(Data provided):
-- START --
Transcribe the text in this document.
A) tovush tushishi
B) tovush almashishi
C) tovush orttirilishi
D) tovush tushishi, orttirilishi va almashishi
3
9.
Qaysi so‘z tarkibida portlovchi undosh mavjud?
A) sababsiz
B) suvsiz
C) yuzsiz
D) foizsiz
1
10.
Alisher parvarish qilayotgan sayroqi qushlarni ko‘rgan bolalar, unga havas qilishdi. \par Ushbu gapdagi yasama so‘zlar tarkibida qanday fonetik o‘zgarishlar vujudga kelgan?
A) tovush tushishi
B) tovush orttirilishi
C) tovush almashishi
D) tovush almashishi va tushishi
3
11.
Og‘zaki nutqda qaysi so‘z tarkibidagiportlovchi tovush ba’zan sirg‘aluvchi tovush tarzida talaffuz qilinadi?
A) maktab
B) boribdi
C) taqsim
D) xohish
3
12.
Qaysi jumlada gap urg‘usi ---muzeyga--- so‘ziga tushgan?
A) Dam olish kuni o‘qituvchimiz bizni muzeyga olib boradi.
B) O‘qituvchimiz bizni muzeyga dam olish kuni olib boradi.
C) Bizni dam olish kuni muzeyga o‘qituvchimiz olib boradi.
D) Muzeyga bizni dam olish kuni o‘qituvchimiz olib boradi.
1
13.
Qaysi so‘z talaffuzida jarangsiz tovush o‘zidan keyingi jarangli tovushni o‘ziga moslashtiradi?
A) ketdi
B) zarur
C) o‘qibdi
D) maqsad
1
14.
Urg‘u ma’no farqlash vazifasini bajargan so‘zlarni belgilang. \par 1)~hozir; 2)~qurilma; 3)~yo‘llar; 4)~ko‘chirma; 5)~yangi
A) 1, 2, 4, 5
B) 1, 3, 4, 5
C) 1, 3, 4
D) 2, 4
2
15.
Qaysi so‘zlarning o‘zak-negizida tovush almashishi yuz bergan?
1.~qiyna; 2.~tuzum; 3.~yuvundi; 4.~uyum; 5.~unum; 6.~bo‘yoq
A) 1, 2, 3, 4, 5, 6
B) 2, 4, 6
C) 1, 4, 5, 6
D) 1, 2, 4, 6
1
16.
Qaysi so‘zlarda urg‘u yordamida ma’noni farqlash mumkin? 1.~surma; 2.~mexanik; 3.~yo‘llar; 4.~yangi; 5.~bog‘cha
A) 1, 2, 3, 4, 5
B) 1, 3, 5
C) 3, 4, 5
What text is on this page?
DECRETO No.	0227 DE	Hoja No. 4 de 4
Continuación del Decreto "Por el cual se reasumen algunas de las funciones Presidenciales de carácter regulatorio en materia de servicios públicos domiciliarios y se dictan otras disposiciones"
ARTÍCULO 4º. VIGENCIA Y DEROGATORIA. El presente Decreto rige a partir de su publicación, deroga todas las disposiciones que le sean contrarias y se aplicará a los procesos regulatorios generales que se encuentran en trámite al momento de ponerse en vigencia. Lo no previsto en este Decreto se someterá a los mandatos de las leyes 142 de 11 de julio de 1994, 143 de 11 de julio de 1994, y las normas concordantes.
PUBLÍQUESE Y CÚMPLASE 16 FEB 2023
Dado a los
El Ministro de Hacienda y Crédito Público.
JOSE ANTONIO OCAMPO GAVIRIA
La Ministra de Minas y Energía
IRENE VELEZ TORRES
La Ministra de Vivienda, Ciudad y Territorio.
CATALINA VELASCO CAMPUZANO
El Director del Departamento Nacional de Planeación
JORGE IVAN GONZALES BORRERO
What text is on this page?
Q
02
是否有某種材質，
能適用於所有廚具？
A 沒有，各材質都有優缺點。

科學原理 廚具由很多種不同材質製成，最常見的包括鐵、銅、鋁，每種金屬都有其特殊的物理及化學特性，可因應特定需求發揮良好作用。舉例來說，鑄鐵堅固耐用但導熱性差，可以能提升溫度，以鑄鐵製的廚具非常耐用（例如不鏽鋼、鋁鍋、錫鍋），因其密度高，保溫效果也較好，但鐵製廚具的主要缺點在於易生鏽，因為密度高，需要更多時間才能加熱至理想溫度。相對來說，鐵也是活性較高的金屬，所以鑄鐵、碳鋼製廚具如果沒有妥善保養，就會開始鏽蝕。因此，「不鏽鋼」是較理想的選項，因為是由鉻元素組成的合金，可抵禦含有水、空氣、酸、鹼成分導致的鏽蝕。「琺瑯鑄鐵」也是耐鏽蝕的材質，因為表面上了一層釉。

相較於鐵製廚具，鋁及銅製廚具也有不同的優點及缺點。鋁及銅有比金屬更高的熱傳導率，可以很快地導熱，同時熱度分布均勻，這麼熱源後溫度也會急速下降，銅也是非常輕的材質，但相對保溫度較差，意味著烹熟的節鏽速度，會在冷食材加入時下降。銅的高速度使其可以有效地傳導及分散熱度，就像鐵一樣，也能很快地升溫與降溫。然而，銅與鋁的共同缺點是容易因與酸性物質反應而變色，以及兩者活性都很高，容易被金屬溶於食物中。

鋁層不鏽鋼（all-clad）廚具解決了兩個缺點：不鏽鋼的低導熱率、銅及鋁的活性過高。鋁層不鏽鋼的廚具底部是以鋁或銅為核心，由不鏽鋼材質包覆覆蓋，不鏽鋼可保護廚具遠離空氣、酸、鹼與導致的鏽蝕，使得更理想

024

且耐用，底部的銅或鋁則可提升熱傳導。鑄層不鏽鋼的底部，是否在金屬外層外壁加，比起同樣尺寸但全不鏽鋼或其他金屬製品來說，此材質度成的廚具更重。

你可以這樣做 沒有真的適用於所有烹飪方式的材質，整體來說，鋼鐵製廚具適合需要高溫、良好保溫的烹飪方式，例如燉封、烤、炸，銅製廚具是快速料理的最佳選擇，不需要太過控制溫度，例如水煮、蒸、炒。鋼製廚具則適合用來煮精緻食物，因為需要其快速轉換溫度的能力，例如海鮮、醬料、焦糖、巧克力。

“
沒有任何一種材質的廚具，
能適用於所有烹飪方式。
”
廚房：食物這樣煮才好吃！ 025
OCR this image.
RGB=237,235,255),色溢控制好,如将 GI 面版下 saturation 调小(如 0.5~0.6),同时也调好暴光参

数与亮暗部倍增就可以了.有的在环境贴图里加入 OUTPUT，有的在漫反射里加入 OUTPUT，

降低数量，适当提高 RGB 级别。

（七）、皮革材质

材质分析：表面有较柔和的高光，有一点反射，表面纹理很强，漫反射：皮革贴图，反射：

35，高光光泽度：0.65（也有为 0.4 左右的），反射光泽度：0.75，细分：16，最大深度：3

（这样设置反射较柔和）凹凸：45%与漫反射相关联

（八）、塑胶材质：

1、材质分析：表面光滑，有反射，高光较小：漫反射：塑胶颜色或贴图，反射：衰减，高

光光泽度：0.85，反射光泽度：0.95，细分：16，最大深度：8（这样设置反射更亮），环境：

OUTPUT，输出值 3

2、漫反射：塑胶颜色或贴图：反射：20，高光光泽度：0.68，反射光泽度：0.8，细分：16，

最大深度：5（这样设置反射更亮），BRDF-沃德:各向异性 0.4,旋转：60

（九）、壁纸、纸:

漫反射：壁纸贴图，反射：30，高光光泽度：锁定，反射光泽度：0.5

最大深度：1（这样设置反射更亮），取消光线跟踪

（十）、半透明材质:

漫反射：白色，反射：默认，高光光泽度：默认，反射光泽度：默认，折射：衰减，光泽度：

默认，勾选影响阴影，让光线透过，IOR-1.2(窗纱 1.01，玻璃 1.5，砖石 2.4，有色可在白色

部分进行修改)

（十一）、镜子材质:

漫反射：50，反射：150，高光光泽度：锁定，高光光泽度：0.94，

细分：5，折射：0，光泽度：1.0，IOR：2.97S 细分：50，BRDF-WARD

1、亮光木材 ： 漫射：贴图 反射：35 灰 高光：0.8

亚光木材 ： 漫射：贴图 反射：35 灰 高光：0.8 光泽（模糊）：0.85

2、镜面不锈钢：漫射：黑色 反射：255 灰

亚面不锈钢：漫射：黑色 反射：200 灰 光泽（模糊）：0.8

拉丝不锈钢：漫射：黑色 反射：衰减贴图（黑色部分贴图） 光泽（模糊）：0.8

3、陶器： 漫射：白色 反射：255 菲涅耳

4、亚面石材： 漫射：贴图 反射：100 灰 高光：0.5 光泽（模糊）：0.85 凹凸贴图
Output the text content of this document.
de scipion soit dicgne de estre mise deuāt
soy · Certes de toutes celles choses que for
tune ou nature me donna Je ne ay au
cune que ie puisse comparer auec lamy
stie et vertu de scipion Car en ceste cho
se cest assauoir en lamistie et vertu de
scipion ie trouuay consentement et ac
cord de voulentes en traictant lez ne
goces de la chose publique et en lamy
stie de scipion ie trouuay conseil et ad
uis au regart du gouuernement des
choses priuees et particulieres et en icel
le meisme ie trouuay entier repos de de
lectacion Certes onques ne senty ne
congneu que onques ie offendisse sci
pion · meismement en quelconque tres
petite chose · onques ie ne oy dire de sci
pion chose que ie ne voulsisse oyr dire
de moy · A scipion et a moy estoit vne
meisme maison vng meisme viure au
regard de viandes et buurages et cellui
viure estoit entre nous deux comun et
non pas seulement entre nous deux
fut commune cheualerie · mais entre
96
-- END --
(Task statement):
Go through the records and pull out each line that includes the word "orttirilishi".

(Solution):
C) tovush orttirilishi
D) tovush tushishi, orttirilishi va almashishi
B) tovush orttirilishi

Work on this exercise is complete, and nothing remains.